(Entries from a dataset)
## BEGIN

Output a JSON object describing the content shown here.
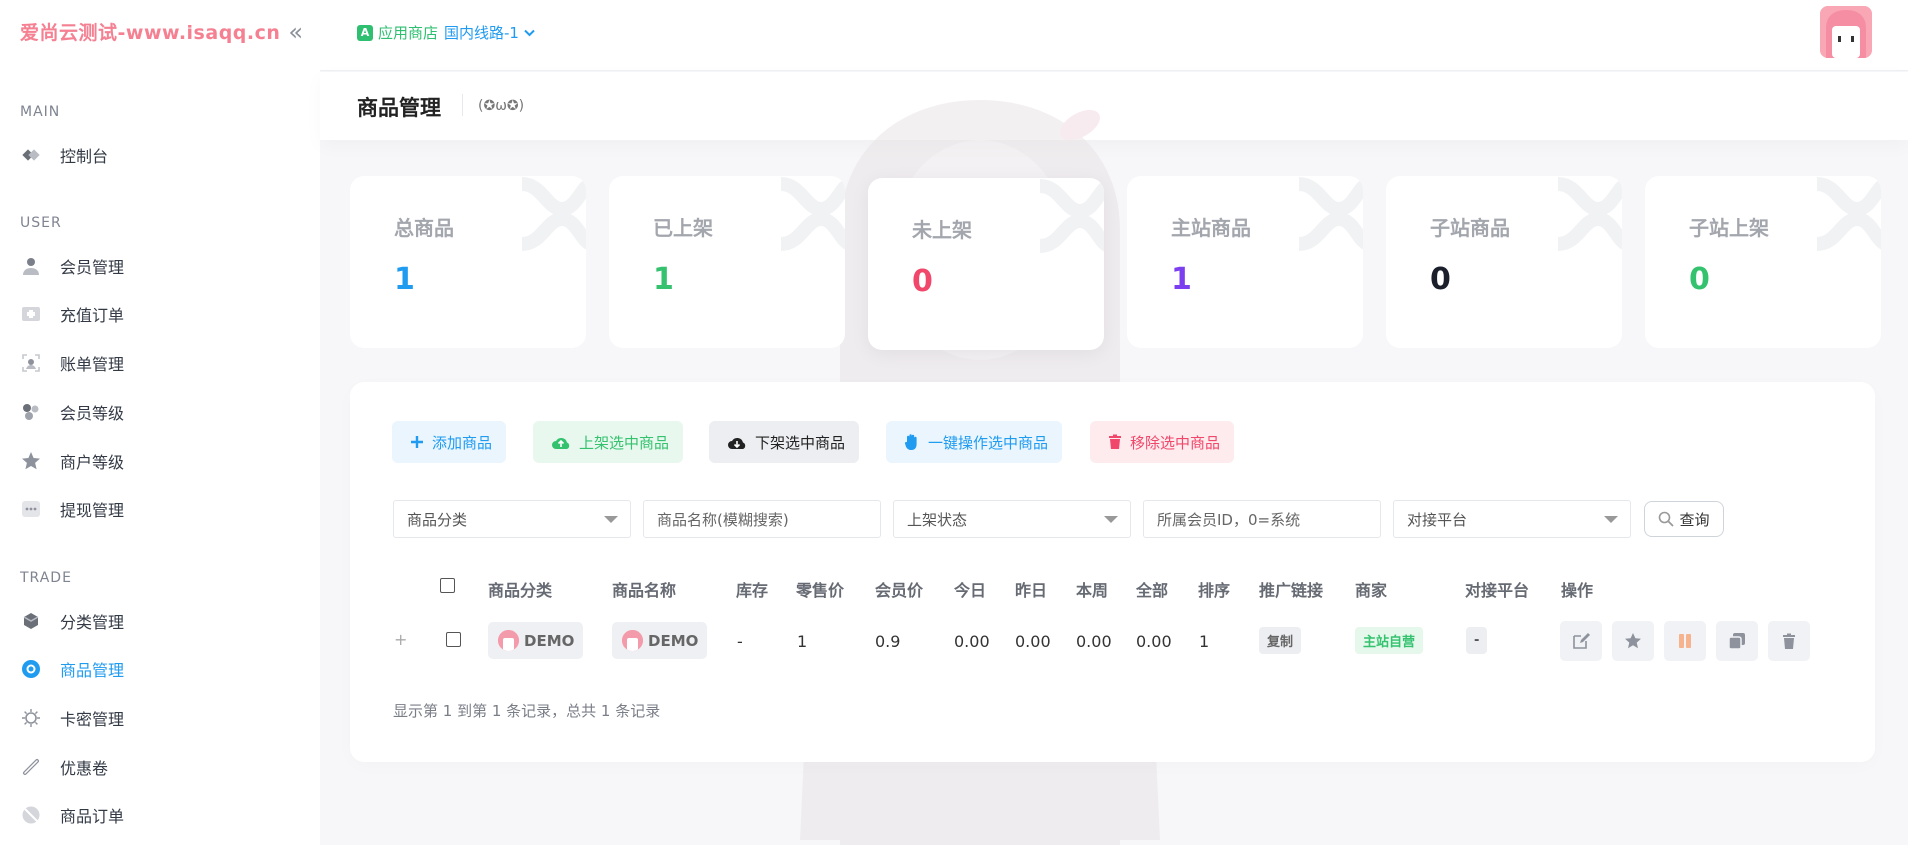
{
  "brand": {
    "text": "爱尚云测试-www.isaqq.cn"
  },
  "sidebar": {
    "groups": [
      {
        "title": "MAIN",
        "items": [
          {
            "label": "控制台",
            "icon": "dashboard-icon"
          }
        ]
      },
      {
        "title": "USER",
        "items": [
          {
            "label": "会员管理",
            "icon": "user-icon"
          },
          {
            "label": "充值订单",
            "icon": "recharge-icon"
          },
          {
            "label": "账单管理",
            "icon": "bill-icon"
          },
          {
            "label": "会员等级",
            "icon": "level-icon"
          },
          {
            "label": "商户等级",
            "icon": "star-icon"
          },
          {
            "label": "提现管理",
            "icon": "withdraw-icon"
          }
        ]
      },
      {
        "title": "TRADE",
        "items": [
          {
            "label": "分类管理",
            "icon": "category-icon"
          },
          {
            "label": "商品管理",
            "icon": "goods-icon",
            "active": true
          },
          {
            "label": "卡密管理",
            "icon": "card-key-icon"
          },
          {
            "label": "优惠卷",
            "icon": "coupon-icon"
          },
          {
            "label": "商品订单",
            "icon": "order-icon"
          }
        ]
      }
    ]
  },
  "header": {
    "store_label": "应用商店",
    "route_label": "国内线路-1"
  },
  "page": {
    "title": "商品管理",
    "kaomoji": "(✪ω✪)"
  },
  "stats": [
    {
      "label": "总商品",
      "value": "1",
      "color": "#1f9bf0"
    },
    {
      "label": "已上架",
      "value": "1",
      "color": "#34c26e"
    },
    {
      "label": "未上架",
      "value": "0",
      "color": "#f0476a"
    },
    {
      "label": "主站商品",
      "value": "1",
      "color": "#7b3ff0"
    },
    {
      "label": "子站商品",
      "value": "0",
      "color": "#1a1f2b"
    },
    {
      "label": "子站上架",
      "value": "0",
      "color": "#34c26e"
    }
  ],
  "toolbar": {
    "add": "添加商品",
    "list_on": "上架选中商品",
    "list_off": "下架选中商品",
    "batch_op": "一键操作选中商品",
    "remove": "移除选中商品"
  },
  "filters": {
    "category": "商品分类",
    "name_placeholder": "商品名称(模糊搜索)",
    "status": "上架状态",
    "member_placeholder": "所属会员ID，0=系统",
    "platform": "对接平台",
    "search_label": "查询"
  },
  "table": {
    "columns": [
      "商品分类",
      "商品名称",
      "库存",
      "零售价",
      "会员价",
      "今日",
      "昨日",
      "本周",
      "全部",
      "排序",
      "推广链接",
      "商家",
      "对接平台",
      "操作"
    ],
    "rows": [
      {
        "expand": "+",
        "category": "DEMO",
        "name": "DEMO",
        "stock": "-",
        "retail_price": "1",
        "member_price": "0.9",
        "today": "0.00",
        "yesterday": "0.00",
        "week": "0.00",
        "total": "0.00",
        "sort": "1",
        "promo": "复制",
        "merchant": "主站自营",
        "platform": "-"
      }
    ],
    "footer": "显示第 1 到第 1 条记录，总共 1 条记录"
  },
  "colors": {
    "accent": "#1f9bf0",
    "green": "#34c26e",
    "red": "#f0476a",
    "purple": "#7b3ff0",
    "pink": "#f36b7f"
  }
}
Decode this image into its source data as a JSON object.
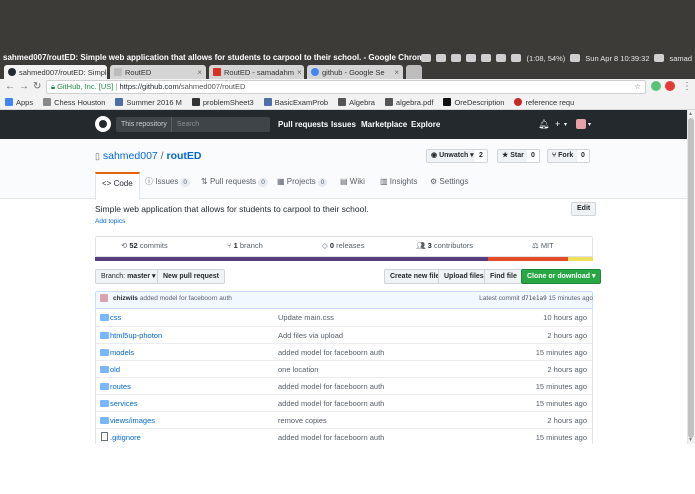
{
  "os": {
    "window_title": "sahmed007/routED: Simple web application that allows for students to carpool to their school. - Google Chrome",
    "battery": "(1:08, 54%)",
    "clock": "Sun Apr  8 10:39:32",
    "user": "samad"
  },
  "browser": {
    "tabs": [
      {
        "label": "sahmed007/routED: Simple",
        "active": true
      },
      {
        "label": "RoutED",
        "active": false
      },
      {
        "label": "RoutED - samadahm",
        "active": false
      },
      {
        "label": "github - Google Se",
        "active": false
      }
    ],
    "url_company": "GitHub, Inc. [US]",
    "url_separator": "|",
    "url_scheme_host": "https://github.com/",
    "url_path": "sahmed007/routED",
    "bookmarks": [
      {
        "label": "Apps",
        "color": "#4285f4"
      },
      {
        "label": "Chess Houston",
        "color": "#888888"
      },
      {
        "label": "Summer 2016 M",
        "color": "#4b6fa6"
      },
      {
        "label": "problemSheet3",
        "color": "#333333"
      },
      {
        "label": "BasicExamProb",
        "color": "#4b6fa6"
      },
      {
        "label": "Algebra",
        "color": "#555555"
      },
      {
        "label": "algebra.pdf",
        "color": "#555555"
      },
      {
        "label": "OreDescription",
        "color": "#111111"
      },
      {
        "label": "reference requ",
        "color": "#c62828"
      }
    ]
  },
  "github": {
    "search_scope": "This repository",
    "search_placeholder": "Search",
    "nav": [
      "Pull requests",
      "Issues",
      "Marketplace",
      "Explore"
    ],
    "plus_icon": "+",
    "bell_icon": "bell-icon"
  },
  "repo": {
    "owner": "sahmed007",
    "separator": "/",
    "name": "routED",
    "watch_label": "Unwatch",
    "watch_count": "2",
    "star_label": "Star",
    "star_count": "0",
    "fork_label": "Fork",
    "fork_count": "0",
    "tabs": [
      {
        "label": "Code",
        "count": ""
      },
      {
        "label": "Issues",
        "count": "0"
      },
      {
        "label": "Pull requests",
        "count": "0"
      },
      {
        "label": "Projects",
        "count": "0"
      },
      {
        "label": "Wiki",
        "count": ""
      },
      {
        "label": "Insights",
        "count": ""
      },
      {
        "label": "Settings",
        "count": ""
      }
    ],
    "description": "Simple web application that allows for students to carpool to their school.",
    "add_topics": "Add topics",
    "edit_label": "Edit",
    "summary": {
      "commits_num": "52",
      "commits_label": "commits",
      "branch_num": "1",
      "branch_label": "branch",
      "releases_num": "0",
      "releases_label": "releases",
      "contributors_num": "3",
      "contributors_label": "contributors",
      "license": "MIT"
    },
    "language_colors": [
      {
        "color": "#563d7c",
        "share": 0.79
      },
      {
        "color": "#e34c26",
        "share": 0.16
      },
      {
        "color": "#f1e05a",
        "share": 0.05
      }
    ],
    "branch_prefix": "Branch:",
    "branch_name": "master",
    "new_pr_label": "New pull request",
    "create_file_label": "Create new file",
    "upload_label": "Upload files",
    "find_label": "Find file",
    "clone_label": "Clone or download",
    "latest_commit": {
      "author": "chizwils",
      "message": "added model for faceboorn auth",
      "prefix": "Latest commit",
      "hash": "d71e1a9",
      "age": "15 minutes ago"
    },
    "files": [
      {
        "name": "css",
        "type": "dir",
        "message": "Update main.css",
        "age": "10 hours ago"
      },
      {
        "name": "html5up-photon",
        "type": "dir",
        "message": "Add files via upload",
        "age": "2 hours ago"
      },
      {
        "name": "models",
        "type": "dir",
        "message": "added model for faceboorn auth",
        "age": "15 minutes ago"
      },
      {
        "name": "old",
        "type": "dir",
        "message": "one location",
        "age": "2 hours ago"
      },
      {
        "name": "routes",
        "type": "dir",
        "message": "added model for faceboorn auth",
        "age": "15 minutes ago"
      },
      {
        "name": "services",
        "type": "dir",
        "message": "added model for faceboorn auth",
        "age": "15 minutes ago"
      },
      {
        "name": "views/images",
        "type": "dir",
        "message": "remove copies",
        "age": "2 hours ago"
      },
      {
        "name": ".gitignore",
        "type": "file",
        "message": "added model for faceboorn auth",
        "age": "15 minutes ago"
      }
    ]
  }
}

## END

**Aim:** Exclude all images and restate the records above word for word.

**Output:**
Output a JSON object describing the content shown here.
{
  "brand": {
    "text": "爱尚云测试-www.isaqq.cn"
  },
  "sidebar": {
    "groups": [
      {
        "title": "MAIN",
        "items": [
          {
            "label": "控制台",
            "icon": "dashboard-icon"
          }
        ]
      },
      {
        "title": "USER",
        "items": [
          {
            "label": "会员管理",
            "icon": "user-icon"
          },
          {
            "label": "充值订单",
            "icon": "recharge-icon"
          },
          {
            "label": "账单管理",
            "icon": "bill-icon"
          },
          {
            "label": "会员等级",
            "icon": "level-icon"
          },
          {
            "label": "商户等级",
            "icon": "star-icon"
          },
          {
            "label": "提现管理",
            "icon": "withdraw-icon"
          }
        ]
      },
      {
        "title": "TRADE",
        "items": [
          {
            "label": "分类管理",
            "icon": "category-icon"
          },
          {
            "label": "商品管理",
            "icon": "goods-icon",
            "active": true
          },
          {
            "label": "卡密管理",
            "icon": "card-key-icon"
          },
          {
            "label": "优惠卷",
            "icon": "coupon-icon"
          },
          {
            "label": "商品订单",
            "icon": "order-icon"
          }
        ]
      }
    ]
  },
  "header": {
    "store_label": "应用商店",
    "route_label": "国内线路-1"
  },
  "page": {
    "title": "商品管理",
    "kaomoji": "(✪ω✪)"
  },
  "stats": [
    {
      "label": "总商品",
      "value": "1",
      "color": "#1f9bf0"
    },
    {
      "label": "已上架",
      "value": "1",
      "color": "#34c26e"
    },
    {
      "label": "未上架",
      "value": "0",
      "color": "#f0476a"
    },
    {
      "label": "主站商品",
      "value": "1",
      "color": "#7b3ff0"
    },
    {
      "label": "子站商品",
      "value": "0",
      "color": "#1a1f2b"
    },
    {
      "label": "子站上架",
      "value": "0",
      "color": "#34c26e"
    }
  ],
  "toolbar": {
    "add": "添加商品",
    "list_on": "上架选中商品",
    "list_off": "下架选中商品",
    "batch_op": "一键操作选中商品",
    "remove": "移除选中商品"
  },
  "filters": {
    "category": "商品分类",
    "name_placeholder": "商品名称(模糊搜索)",
    "status": "上架状态",
    "member_placeholder": "所属会员ID，0=系统",
    "platform": "对接平台",
    "search_label": "查询"
  },
  "table": {
    "columns": [
      "商品分类",
      "商品名称",
      "库存",
      "零售价",
      "会员价",
      "今日",
      "昨日",
      "本周",
      "全部",
      "排序",
      "推广链接",
      "商家",
      "对接平台",
      "操作"
    ],
    "rows": [
      {
        "expand": "+",
        "category": "DEMO",
        "name": "DEMO",
        "stock": "-",
        "retail_price": "1",
        "member_price": "0.9",
        "today": "0.00",
        "yesterday": "0.00",
        "week": "0.00",
        "total": "0.00",
        "sort": "1",
        "promo": "复制",
        "merchant": "主站自营",
        "platform": "-"
      }
    ],
    "footer": "显示第 1 到第 1 条记录，总共 1 条记录"
  },
  "colors": {
    "accent": "#1f9bf0",
    "green": "#34c26e",
    "red": "#f0476a",
    "purple": "#7b3ff0",
    "pink": "#f36b7f"
  }
}
Decode this image into its source data as a JSON object.
{
  "os": {
    "window_title": "sahmed007/routED: Simple web application that allows for students to carpool to their school. - Google Chrome",
    "battery": "(1:08, 54%)",
    "clock": "Sun Apr  8 10:39:32",
    "user": "samad"
  },
  "browser": {
    "tabs": [
      {
        "label": "sahmed007/routED: Simple",
        "active": true
      },
      {
        "label": "RoutED",
        "active": false
      },
      {
        "label": "RoutED - samadahm",
        "active": false
      },
      {
        "label": "github - Google Se",
        "active": false
      }
    ],
    "url_company": "GitHub, Inc. [US]",
    "url_separator": "|",
    "url_scheme_host": "https://github.com/",
    "url_path": "sahmed007/routED",
    "bookmarks": [
      {
        "label": "Apps",
        "color": "#4285f4"
      },
      {
        "label": "Chess Houston",
        "color": "#888888"
      },
      {
        "label": "Summer 2016 M",
        "color": "#4b6fa6"
      },
      {
        "label": "problemSheet3",
        "color": "#333333"
      },
      {
        "label": "BasicExamProb",
        "color": "#4b6fa6"
      },
      {
        "label": "Algebra",
        "color": "#555555"
      },
      {
        "label": "algebra.pdf",
        "color": "#555555"
      },
      {
        "label": "OreDescription",
        "color": "#111111"
      },
      {
        "label": "reference requ",
        "color": "#c62828"
      }
    ]
  },
  "github": {
    "search_scope": "This repository",
    "search_placeholder": "Search",
    "nav": [
      "Pull requests",
      "Issues",
      "Marketplace",
      "Explore"
    ],
    "plus_icon": "+",
    "bell_icon": "bell-icon"
  },
  "repo": {
    "owner": "sahmed007",
    "separator": "/",
    "name": "routED",
    "watch_label": "Unwatch",
    "watch_count": "2",
    "star_label": "Star",
    "star_count": "0",
    "fork_label": "Fork",
    "fork_count": "0",
    "tabs": [
      {
        "label": "Code",
        "count": ""
      },
      {
        "label": "Issues",
        "count": "0"
      },
      {
        "label": "Pull requests",
        "count": "0"
      },
      {
        "label": "Projects",
        "count": "0"
      },
      {
        "label": "Wiki",
        "count": ""
      },
      {
        "label": "Insights",
        "count": ""
      },
      {
        "label": "Settings",
        "count": ""
      }
    ],
    "description": "Simple web application that allows for students to carpool to their school.",
    "add_topics": "Add topics",
    "edit_label": "Edit",
    "summary": {
      "commits_num": "52",
      "commits_label": "commits",
      "branch_num": "1",
      "branch_label": "branch",
      "releases_num": "0",
      "releases_label": "releases",
      "contributors_num": "3",
      "contributors_label": "contributors",
      "license": "MIT"
    },
    "language_colors": [
      {
        "color": "#563d7c",
        "share": 0.79
      },
      {
        "color": "#e34c26",
        "share": 0.16
      },
      {
        "color": "#f1e05a",
        "share": 0.05
      }
    ],
    "branch_prefix": "Branch:",
    "branch_name": "master",
    "new_pr_label": "New pull request",
    "create_file_label": "Create new file",
    "upload_label": "Upload files",
    "find_label": "Find file",
    "clone_label": "Clone or download",
    "latest_commit": {
      "author": "chizwils",
      "message": "added model for faceboorn auth",
      "prefix": "Latest commit",
      "hash": "d71e1a9",
      "age": "15 minutes ago"
    },
    "files": [
      {
        "name": "css",
        "type": "dir",
        "message": "Update main.css",
        "age": "10 hours ago"
      },
      {
        "name": "html5up-photon",
        "type": "dir",
        "message": "Add files via upload",
        "age": "2 hours ago"
      },
      {
        "name": "models",
        "type": "dir",
        "message": "added model for faceboorn auth",
        "age": "15 minutes ago"
      },
      {
        "name": "old",
        "type": "dir",
        "message": "one location",
        "age": "2 hours ago"
      },
      {
        "name": "routes",
        "type": "dir",
        "message": "added model for faceboorn auth",
        "age": "15 minutes ago"
      },
      {
        "name": "services",
        "type": "dir",
        "message": "added model for faceboorn auth",
        "age": "15 minutes ago"
      },
      {
        "name": "views/images",
        "type": "dir",
        "message": "remove copies",
        "age": "2 hours ago"
      },
      {
        "name": ".gitignore",
        "type": "file",
        "message": "added model for faceboorn auth",
        "age": "15 minutes ago"
      }
    ]
  }
}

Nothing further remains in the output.